• _Given exercise_
All of the material should be reproduced exactly, with pictures left out.

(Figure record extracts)

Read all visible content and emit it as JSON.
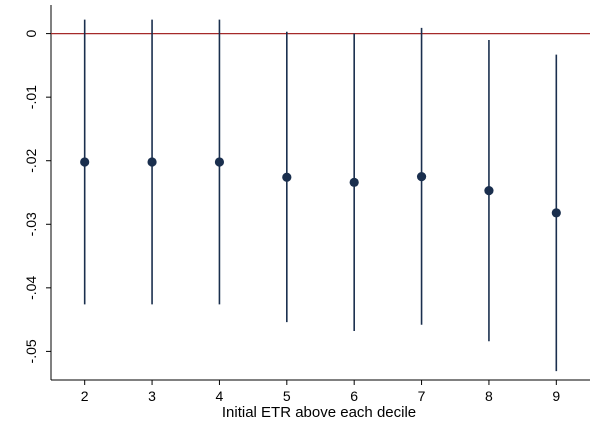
{
  "chart_data": {
    "type": "scatter",
    "subtype": "coefficient-plot-with-confidence-intervals",
    "title": "",
    "xlabel": "Initial ETR above each decile",
    "ylabel": "",
    "x": [
      2,
      3,
      4,
      5,
      6,
      7,
      8,
      9
    ],
    "estimate": [
      -0.0202,
      -0.0202,
      -0.0202,
      -0.0226,
      -0.0234,
      -0.0225,
      -0.0247,
      -0.0282
    ],
    "ci_lower": [
      -0.0426,
      -0.0426,
      -0.0426,
      -0.0454,
      -0.0468,
      -0.0458,
      -0.0484,
      -0.0531
    ],
    "ci_upper": [
      0.0022,
      0.0022,
      0.0022,
      0.0003,
      0.0,
      0.0009,
      -0.001,
      -0.0033
    ],
    "x_ticks": [
      "2",
      "3",
      "4",
      "5",
      "6",
      "7",
      "8",
      "9"
    ],
    "y_ticks": [
      0,
      -0.01,
      -0.02,
      -0.03,
      -0.04,
      -0.05
    ],
    "y_tick_labels": [
      "0",
      "-.01",
      "-.02",
      "-.03",
      "-.04",
      "-.05"
    ],
    "xlim": [
      1.5,
      9.5
    ],
    "ylim": [
      -0.0545,
      0.0045
    ],
    "reference_line": 0,
    "grid": false,
    "colors": {
      "marker": "#1a2f4e",
      "ci_line": "#1a2f4e",
      "reference_line": "#a52a2a",
      "axis": "#000000"
    }
  }
}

• _Result of this task_
Read all visible content and emit it as JSON.
{
  "chart_data": {
    "type": "scatter",
    "subtype": "coefficient-plot-with-confidence-intervals",
    "title": "",
    "xlabel": "Initial ETR above each decile",
    "ylabel": "",
    "x": [
      2,
      3,
      4,
      5,
      6,
      7,
      8,
      9
    ],
    "estimate": [
      -0.0202,
      -0.0202,
      -0.0202,
      -0.0226,
      -0.0234,
      -0.0225,
      -0.0247,
      -0.0282
    ],
    "ci_lower": [
      -0.0426,
      -0.0426,
      -0.0426,
      -0.0454,
      -0.0468,
      -0.0458,
      -0.0484,
      -0.0531
    ],
    "ci_upper": [
      0.0022,
      0.0022,
      0.0022,
      0.0003,
      0.0,
      0.0009,
      -0.001,
      -0.0033
    ],
    "x_ticks": [
      "2",
      "3",
      "4",
      "5",
      "6",
      "7",
      "8",
      "9"
    ],
    "y_ticks": [
      0,
      -0.01,
      -0.02,
      -0.03,
      -0.04,
      -0.05
    ],
    "y_tick_labels": [
      "0",
      "-.01",
      "-.02",
      "-.03",
      "-.04",
      "-.05"
    ],
    "xlim": [
      1.5,
      9.5
    ],
    "ylim": [
      -0.0545,
      0.0045
    ],
    "reference_line": 0,
    "grid": false,
    "colors": {
      "marker": "#1a2f4e",
      "ci_line": "#1a2f4e",
      "reference_line": "#a52a2a",
      "axis": "#000000"
    }
  }
}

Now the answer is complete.